Say how many lines include the word "title". Reply with nothing but the number.
[start MATERIAL TO PROCESS]
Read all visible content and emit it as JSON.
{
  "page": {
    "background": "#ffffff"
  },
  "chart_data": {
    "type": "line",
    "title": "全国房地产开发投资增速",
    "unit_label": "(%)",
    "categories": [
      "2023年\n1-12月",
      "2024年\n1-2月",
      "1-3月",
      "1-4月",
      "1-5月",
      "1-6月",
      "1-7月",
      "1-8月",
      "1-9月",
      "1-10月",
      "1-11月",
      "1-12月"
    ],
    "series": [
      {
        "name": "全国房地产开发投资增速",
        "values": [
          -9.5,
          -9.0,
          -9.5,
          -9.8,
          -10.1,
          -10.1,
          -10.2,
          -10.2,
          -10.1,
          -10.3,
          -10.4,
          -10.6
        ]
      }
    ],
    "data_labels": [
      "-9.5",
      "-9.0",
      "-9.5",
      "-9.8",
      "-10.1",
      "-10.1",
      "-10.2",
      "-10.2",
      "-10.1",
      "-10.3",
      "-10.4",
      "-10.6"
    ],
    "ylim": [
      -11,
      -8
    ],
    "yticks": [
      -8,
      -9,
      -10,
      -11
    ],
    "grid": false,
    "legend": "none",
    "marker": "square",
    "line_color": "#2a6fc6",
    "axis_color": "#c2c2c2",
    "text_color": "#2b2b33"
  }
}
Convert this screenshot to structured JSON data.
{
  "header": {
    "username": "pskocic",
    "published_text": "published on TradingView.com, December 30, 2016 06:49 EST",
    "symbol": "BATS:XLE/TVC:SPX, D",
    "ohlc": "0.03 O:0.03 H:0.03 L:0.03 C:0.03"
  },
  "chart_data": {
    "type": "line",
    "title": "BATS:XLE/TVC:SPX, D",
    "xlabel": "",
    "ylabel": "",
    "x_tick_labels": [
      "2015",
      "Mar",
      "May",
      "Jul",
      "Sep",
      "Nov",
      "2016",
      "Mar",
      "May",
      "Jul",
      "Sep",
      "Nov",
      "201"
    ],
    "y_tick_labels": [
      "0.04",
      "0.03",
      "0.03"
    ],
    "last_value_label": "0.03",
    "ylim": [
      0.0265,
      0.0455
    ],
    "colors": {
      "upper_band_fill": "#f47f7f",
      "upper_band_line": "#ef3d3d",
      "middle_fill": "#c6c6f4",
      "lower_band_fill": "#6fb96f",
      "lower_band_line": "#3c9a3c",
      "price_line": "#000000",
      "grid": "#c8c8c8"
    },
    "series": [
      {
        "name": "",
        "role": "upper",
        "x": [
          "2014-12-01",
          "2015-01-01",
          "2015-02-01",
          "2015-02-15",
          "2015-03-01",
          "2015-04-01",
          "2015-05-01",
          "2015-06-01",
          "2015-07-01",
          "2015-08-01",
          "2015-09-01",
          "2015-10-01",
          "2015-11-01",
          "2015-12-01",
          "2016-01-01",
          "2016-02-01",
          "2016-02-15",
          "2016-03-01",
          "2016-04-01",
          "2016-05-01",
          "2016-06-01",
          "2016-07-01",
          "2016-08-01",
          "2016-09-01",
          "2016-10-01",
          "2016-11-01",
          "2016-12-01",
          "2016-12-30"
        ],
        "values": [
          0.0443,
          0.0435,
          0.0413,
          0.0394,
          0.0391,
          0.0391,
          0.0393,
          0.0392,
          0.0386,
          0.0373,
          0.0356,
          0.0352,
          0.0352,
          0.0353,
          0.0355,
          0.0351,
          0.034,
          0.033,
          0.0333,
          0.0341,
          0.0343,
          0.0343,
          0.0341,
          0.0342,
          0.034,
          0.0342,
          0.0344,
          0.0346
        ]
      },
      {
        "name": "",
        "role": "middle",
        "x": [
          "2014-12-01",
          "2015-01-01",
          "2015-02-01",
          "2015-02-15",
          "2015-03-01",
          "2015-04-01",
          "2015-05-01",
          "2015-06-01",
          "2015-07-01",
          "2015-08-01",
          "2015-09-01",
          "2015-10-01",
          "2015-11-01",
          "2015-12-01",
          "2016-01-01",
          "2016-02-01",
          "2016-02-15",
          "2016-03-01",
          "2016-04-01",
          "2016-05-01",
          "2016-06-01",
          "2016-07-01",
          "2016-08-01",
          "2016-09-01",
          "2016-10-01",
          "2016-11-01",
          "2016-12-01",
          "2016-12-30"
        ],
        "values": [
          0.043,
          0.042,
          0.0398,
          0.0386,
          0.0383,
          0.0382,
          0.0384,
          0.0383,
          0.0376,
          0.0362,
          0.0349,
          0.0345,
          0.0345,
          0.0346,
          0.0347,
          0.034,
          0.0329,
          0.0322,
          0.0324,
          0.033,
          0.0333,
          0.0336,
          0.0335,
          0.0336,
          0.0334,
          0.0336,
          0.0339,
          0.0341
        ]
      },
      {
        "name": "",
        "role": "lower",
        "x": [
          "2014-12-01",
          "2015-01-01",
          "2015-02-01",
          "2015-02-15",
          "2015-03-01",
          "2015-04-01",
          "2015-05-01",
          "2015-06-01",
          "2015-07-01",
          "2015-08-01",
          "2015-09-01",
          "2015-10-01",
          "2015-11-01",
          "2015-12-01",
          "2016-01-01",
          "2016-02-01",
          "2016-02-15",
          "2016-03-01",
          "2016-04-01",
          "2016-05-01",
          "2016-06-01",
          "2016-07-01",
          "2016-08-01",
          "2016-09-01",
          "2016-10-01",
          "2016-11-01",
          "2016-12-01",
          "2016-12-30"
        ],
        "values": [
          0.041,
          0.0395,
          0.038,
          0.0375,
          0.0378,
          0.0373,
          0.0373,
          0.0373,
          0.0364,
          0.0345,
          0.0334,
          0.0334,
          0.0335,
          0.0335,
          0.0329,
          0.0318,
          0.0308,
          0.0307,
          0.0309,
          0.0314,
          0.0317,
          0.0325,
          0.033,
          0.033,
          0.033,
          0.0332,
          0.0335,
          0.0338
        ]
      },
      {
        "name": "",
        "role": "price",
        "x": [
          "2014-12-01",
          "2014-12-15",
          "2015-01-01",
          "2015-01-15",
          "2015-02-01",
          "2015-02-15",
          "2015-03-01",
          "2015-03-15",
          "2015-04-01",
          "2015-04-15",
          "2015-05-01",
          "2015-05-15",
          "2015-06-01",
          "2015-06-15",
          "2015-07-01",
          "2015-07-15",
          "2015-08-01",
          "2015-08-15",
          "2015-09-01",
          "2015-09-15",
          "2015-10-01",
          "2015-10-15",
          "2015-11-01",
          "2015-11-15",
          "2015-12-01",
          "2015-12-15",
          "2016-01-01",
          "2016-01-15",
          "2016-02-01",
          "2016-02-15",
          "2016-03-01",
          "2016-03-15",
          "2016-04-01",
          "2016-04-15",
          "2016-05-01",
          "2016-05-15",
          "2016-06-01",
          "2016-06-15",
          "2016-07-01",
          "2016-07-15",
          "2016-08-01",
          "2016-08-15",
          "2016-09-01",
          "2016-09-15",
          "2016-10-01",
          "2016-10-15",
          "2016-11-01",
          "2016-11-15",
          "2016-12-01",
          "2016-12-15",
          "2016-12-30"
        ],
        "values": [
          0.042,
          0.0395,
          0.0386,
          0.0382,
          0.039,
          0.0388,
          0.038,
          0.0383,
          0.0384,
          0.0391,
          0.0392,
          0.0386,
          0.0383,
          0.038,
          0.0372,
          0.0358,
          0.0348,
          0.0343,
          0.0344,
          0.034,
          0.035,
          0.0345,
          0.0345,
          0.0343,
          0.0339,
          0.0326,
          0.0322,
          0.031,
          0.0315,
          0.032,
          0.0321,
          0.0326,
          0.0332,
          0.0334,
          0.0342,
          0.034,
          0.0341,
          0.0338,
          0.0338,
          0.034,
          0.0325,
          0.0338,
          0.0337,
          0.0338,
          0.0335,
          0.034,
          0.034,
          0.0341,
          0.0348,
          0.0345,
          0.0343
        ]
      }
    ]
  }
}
[end MATERIAL TO PROCESS]
OUTPUT BELOW
2